__Direction__
Copy out all lines of the records in which the word "file" appears.
******************************
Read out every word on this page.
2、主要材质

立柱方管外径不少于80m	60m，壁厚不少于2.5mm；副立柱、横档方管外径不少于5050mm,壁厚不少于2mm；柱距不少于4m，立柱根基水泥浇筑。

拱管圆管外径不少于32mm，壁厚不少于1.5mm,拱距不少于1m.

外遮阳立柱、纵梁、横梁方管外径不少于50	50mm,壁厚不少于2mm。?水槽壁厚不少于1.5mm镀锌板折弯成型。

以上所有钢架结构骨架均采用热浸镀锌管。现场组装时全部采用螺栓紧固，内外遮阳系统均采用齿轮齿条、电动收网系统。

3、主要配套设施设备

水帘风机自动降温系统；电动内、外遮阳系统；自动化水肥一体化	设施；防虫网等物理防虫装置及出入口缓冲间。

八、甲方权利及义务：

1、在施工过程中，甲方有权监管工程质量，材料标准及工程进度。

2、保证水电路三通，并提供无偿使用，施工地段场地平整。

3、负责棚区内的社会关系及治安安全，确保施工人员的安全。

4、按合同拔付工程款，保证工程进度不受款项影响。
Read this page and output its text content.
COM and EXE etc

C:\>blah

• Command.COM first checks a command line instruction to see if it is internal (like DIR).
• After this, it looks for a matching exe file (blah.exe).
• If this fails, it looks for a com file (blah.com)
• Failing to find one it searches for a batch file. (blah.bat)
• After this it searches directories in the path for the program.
******************************
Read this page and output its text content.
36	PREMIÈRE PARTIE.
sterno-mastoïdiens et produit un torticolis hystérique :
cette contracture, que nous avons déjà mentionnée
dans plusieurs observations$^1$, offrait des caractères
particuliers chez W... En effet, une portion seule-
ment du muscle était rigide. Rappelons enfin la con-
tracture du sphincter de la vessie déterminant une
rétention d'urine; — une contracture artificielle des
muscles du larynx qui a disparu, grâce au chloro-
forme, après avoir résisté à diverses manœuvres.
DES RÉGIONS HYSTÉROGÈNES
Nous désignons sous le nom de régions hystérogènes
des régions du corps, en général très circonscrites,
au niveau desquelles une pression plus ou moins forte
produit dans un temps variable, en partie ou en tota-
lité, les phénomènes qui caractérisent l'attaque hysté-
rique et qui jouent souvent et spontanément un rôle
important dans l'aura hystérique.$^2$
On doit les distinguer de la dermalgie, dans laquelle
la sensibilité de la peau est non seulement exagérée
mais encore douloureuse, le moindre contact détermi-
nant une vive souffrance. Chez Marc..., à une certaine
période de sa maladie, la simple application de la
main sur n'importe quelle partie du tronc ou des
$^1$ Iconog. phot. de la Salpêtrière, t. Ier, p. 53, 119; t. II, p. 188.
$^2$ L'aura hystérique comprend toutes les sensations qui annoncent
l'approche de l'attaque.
******************************
__Full answer__
• After this, it looks for a matching exe file (blah.exe).
• If this fails, it looks for a com file (blah.com)
• Failing to find one it searches for a batch file. (blah.bat)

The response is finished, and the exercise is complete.